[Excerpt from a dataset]

-------

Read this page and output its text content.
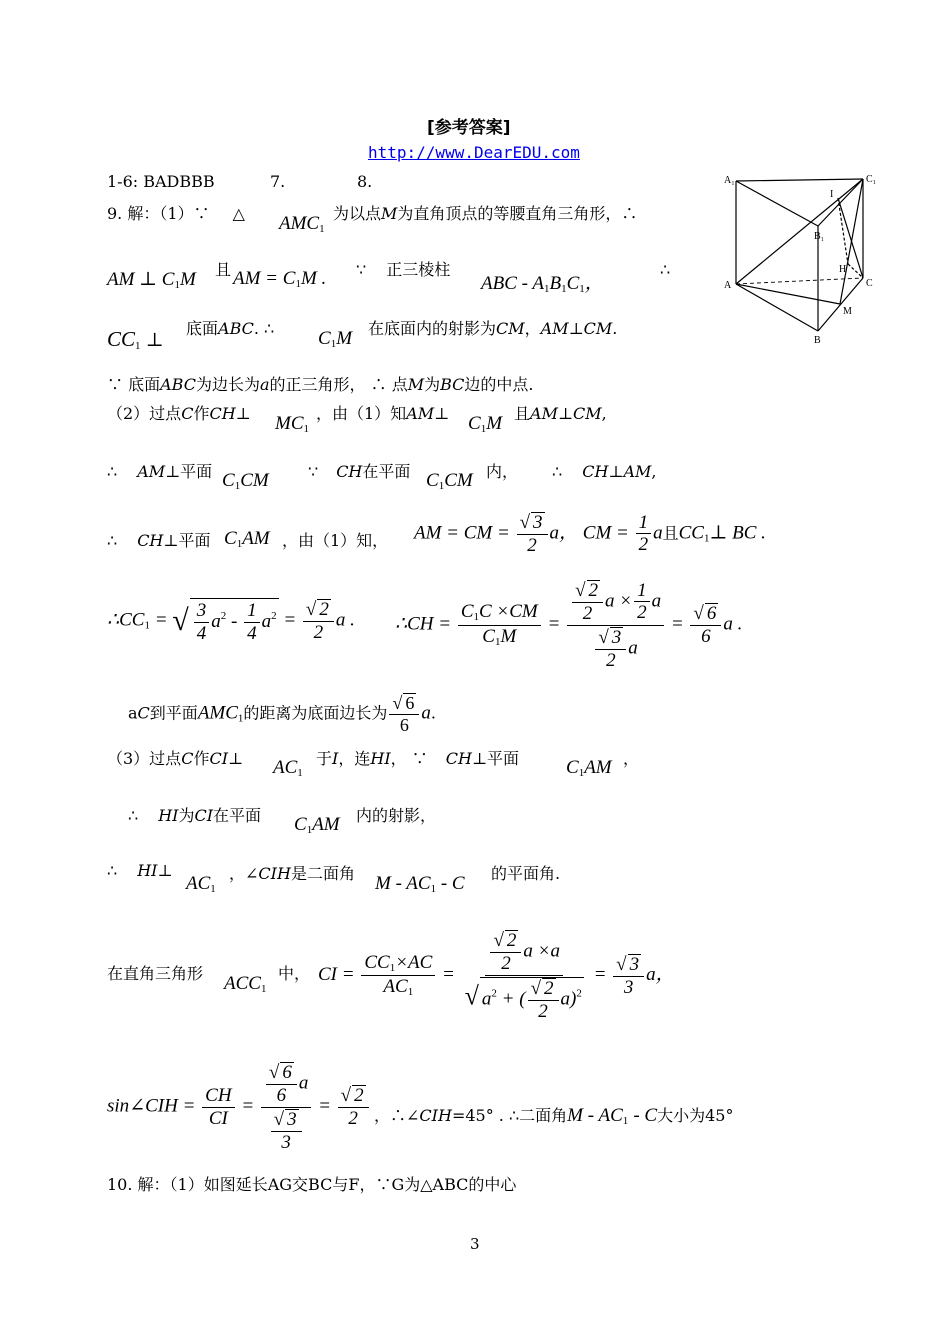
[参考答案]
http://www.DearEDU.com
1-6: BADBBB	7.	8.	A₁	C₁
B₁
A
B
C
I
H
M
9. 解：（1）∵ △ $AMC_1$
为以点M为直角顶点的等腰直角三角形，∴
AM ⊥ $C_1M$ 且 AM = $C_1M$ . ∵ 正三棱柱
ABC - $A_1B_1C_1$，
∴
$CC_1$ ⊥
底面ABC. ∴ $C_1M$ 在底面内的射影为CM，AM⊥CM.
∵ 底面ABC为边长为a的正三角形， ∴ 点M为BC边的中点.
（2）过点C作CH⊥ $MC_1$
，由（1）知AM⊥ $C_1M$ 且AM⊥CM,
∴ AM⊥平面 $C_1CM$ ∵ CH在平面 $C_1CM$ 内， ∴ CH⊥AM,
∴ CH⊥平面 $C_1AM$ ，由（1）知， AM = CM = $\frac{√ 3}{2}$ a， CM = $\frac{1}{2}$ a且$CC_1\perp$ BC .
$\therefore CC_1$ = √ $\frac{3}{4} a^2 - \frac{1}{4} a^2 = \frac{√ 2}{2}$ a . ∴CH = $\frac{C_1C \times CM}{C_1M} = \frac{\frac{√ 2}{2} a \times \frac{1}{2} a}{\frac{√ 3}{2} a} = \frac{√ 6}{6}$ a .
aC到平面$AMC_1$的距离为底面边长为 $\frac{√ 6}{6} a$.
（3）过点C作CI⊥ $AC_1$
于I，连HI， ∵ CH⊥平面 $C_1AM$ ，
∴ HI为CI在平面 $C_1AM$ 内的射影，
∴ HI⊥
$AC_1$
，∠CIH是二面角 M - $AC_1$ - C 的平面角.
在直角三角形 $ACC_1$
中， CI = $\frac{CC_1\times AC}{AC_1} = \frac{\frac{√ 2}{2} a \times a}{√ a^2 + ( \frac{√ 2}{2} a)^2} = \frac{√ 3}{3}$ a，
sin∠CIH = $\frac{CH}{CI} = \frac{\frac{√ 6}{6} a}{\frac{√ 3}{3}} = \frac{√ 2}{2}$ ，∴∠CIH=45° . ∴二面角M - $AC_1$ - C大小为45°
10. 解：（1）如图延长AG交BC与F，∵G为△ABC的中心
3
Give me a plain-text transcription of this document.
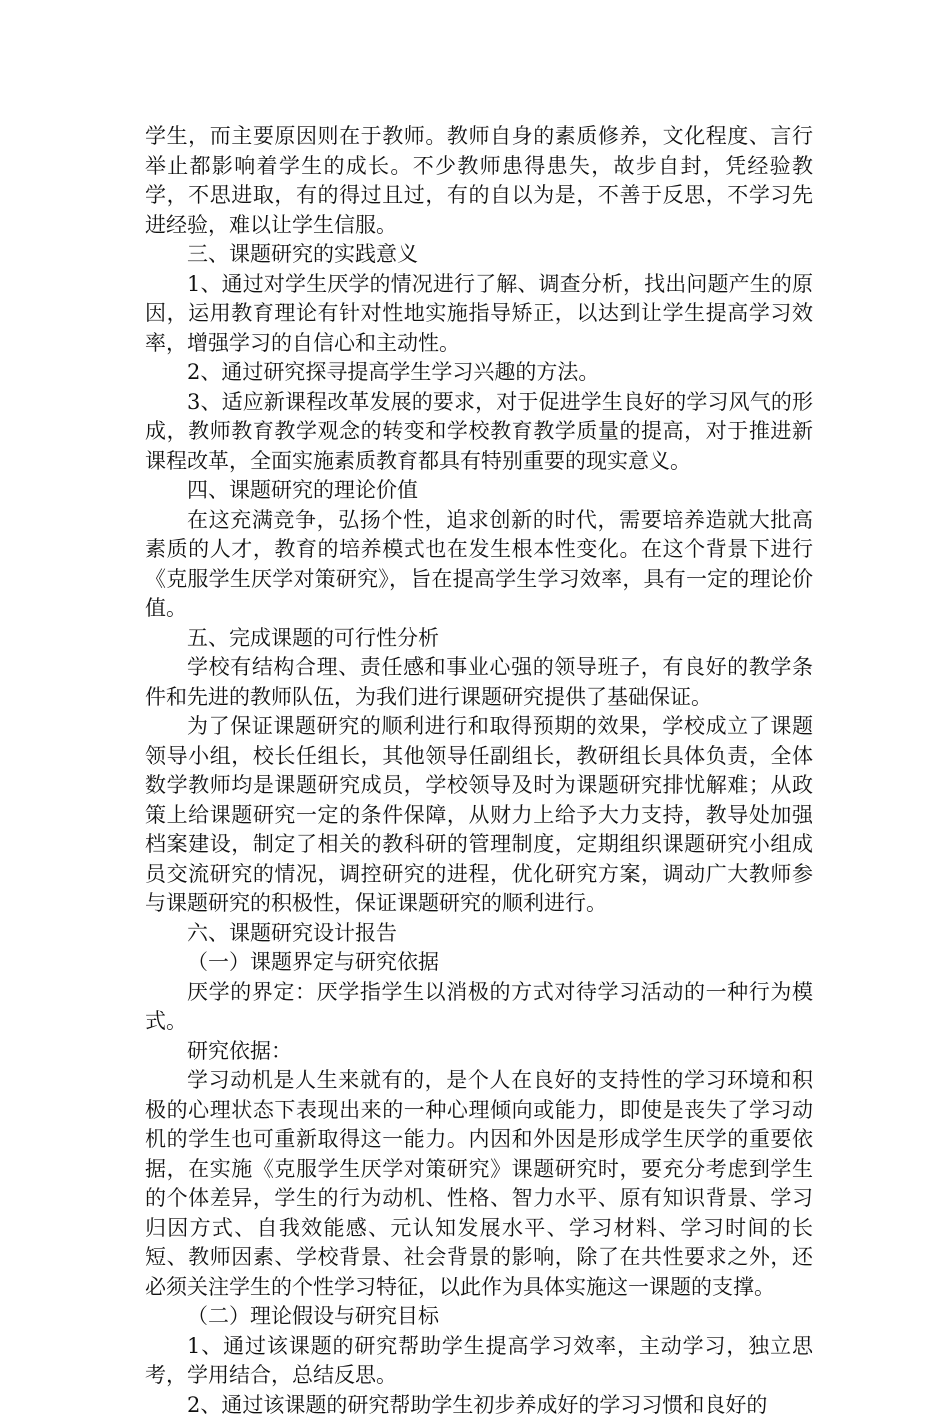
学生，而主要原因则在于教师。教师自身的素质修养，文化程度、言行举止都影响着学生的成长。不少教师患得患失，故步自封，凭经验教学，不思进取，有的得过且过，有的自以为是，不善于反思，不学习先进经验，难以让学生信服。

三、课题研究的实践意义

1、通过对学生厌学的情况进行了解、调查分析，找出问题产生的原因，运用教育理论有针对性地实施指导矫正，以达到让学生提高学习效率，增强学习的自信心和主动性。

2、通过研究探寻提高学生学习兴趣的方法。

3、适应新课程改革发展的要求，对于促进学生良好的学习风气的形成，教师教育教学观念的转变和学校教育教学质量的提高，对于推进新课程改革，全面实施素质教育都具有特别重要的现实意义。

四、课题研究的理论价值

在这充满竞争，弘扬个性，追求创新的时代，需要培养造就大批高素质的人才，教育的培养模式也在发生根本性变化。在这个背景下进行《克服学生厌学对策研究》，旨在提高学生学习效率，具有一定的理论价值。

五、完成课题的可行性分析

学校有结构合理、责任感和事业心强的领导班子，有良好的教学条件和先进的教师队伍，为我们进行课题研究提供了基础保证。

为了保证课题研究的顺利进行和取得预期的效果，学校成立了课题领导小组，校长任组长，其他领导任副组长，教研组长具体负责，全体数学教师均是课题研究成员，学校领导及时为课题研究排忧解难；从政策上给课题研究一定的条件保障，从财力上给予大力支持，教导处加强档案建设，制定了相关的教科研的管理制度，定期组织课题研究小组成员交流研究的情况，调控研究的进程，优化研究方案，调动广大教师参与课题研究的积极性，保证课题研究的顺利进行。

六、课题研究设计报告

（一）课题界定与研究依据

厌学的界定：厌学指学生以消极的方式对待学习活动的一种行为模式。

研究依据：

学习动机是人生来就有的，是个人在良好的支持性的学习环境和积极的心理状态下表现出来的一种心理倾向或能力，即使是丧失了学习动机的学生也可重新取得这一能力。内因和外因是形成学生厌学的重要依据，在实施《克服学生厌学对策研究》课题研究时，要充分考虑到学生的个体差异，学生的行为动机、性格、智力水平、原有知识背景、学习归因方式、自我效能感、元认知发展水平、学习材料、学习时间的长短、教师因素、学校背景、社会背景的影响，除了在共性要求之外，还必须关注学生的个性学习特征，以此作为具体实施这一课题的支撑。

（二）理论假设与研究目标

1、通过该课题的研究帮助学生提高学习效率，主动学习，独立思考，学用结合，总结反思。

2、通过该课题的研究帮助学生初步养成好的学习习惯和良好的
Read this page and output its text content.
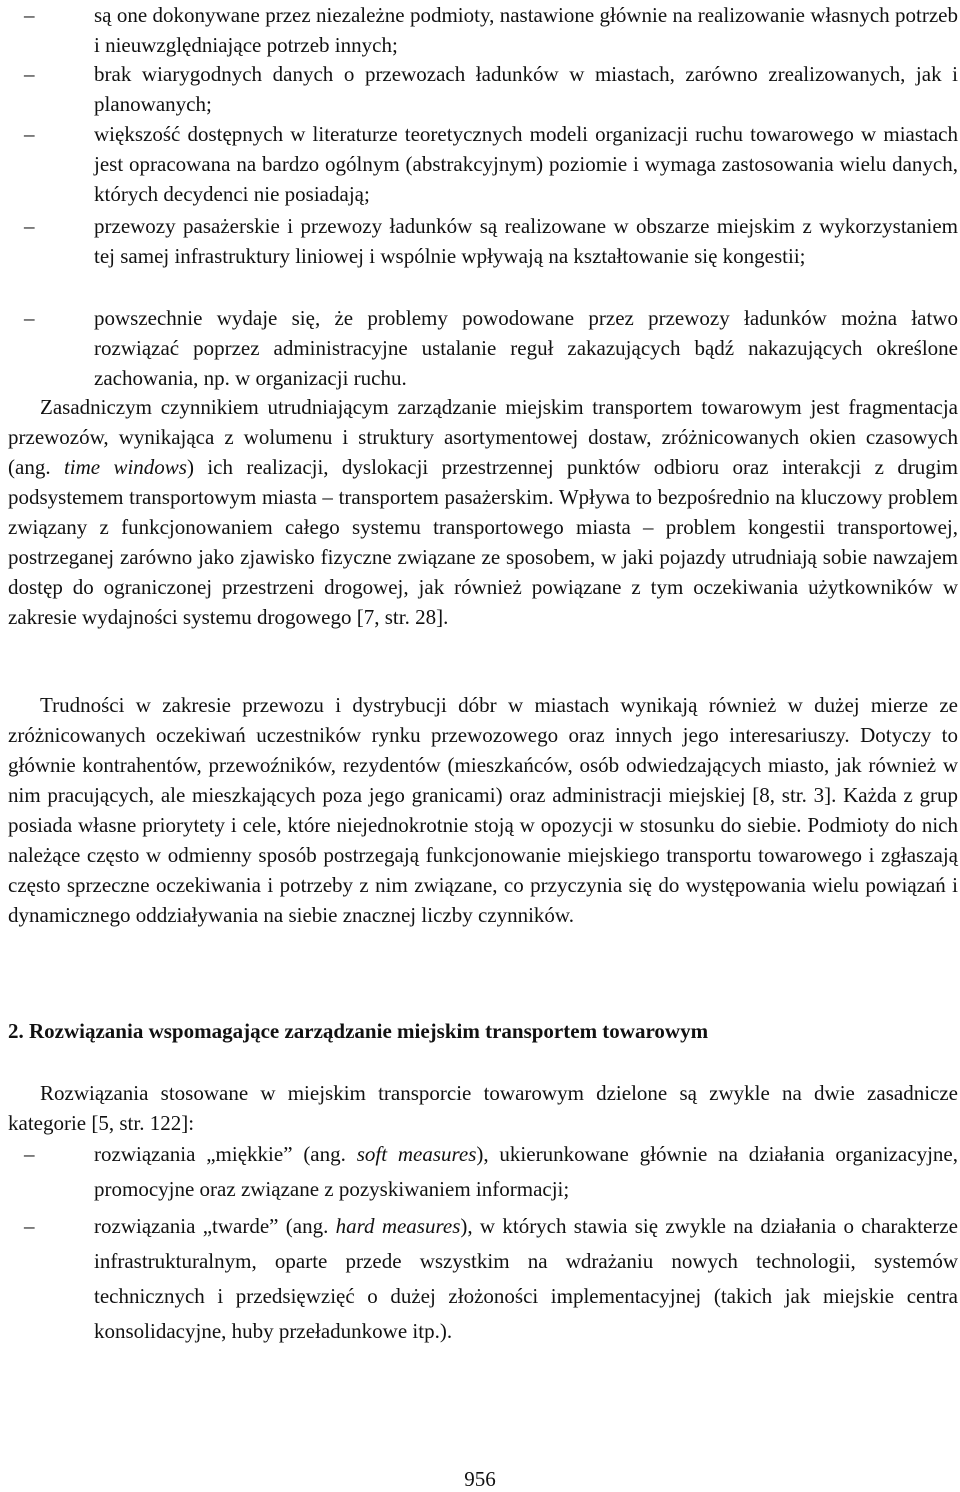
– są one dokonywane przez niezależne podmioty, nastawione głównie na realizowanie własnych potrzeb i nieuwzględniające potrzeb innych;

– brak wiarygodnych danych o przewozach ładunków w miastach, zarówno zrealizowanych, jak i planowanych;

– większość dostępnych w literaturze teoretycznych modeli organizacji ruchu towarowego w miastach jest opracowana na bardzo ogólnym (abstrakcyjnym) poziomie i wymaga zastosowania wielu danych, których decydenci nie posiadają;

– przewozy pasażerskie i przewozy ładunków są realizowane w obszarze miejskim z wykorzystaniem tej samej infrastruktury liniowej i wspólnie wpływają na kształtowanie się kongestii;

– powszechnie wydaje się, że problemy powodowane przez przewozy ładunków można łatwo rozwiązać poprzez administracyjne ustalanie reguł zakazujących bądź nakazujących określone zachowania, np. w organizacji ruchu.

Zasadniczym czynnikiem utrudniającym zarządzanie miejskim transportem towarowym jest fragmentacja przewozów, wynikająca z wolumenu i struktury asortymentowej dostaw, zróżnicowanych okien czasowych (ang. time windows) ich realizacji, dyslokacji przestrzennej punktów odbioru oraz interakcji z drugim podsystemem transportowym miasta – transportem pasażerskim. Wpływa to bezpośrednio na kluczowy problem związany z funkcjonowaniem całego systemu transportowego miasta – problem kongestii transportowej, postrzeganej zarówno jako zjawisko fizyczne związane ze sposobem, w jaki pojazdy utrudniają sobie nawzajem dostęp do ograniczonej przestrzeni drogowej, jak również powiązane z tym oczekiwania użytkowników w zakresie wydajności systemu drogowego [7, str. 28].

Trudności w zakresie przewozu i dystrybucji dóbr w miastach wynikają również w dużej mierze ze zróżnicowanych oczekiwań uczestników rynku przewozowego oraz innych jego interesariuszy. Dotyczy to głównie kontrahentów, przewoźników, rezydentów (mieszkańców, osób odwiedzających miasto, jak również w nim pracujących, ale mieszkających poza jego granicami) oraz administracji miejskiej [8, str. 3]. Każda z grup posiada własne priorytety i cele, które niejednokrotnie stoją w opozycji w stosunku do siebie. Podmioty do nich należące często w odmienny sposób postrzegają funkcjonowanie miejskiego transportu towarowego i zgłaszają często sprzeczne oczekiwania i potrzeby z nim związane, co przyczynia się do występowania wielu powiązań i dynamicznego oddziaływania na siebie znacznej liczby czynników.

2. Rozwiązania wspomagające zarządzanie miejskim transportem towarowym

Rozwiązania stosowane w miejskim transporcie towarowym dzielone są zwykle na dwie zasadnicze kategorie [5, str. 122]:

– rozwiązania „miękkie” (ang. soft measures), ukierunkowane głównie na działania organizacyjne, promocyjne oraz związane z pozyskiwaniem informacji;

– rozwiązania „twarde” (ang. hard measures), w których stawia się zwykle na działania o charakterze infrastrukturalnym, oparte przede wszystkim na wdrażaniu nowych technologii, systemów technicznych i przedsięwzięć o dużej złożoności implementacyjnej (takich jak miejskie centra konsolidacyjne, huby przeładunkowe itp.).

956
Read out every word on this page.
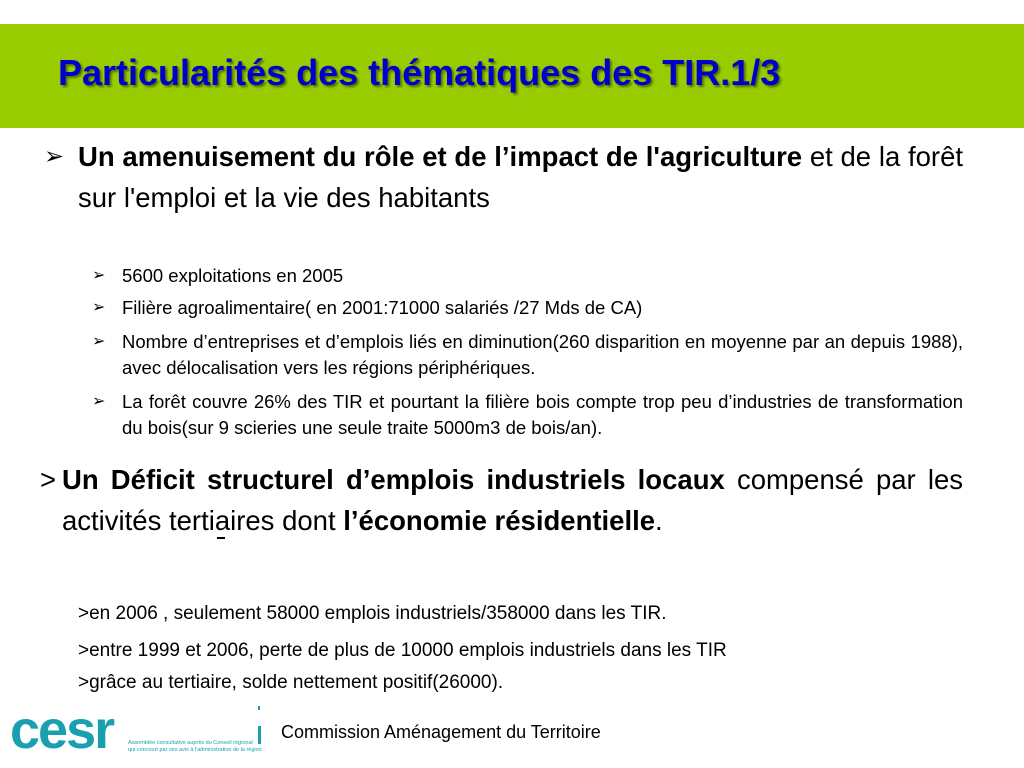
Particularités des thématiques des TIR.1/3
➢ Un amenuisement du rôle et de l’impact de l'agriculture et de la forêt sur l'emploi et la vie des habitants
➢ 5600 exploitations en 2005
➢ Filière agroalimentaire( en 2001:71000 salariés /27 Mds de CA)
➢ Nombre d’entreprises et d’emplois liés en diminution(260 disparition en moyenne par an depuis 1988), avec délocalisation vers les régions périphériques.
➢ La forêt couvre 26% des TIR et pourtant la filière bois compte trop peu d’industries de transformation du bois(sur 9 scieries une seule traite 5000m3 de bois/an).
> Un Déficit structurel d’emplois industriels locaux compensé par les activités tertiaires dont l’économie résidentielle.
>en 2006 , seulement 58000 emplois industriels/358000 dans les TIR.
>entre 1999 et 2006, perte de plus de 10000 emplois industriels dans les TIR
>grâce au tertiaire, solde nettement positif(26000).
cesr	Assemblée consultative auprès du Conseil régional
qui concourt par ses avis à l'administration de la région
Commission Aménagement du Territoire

-------

Scan the records for the string "przewozy". Copy each line in which it appears.

### The result
– przewozy pasażerskie i przewozy ładunków są realizowane w obszarze miejskim z wykorzystaniem tej samej infrastruktury liniowej i wspólnie wpływają na kształtowanie się kongestii;
– powszechnie wydaje się, że problemy powodowane przez przewozy ładunków można łatwo rozwiązać poprzez administracyjne ustalanie reguł zakazujących bądź nakazujących określone zachowania, np. w organizacji ruchu.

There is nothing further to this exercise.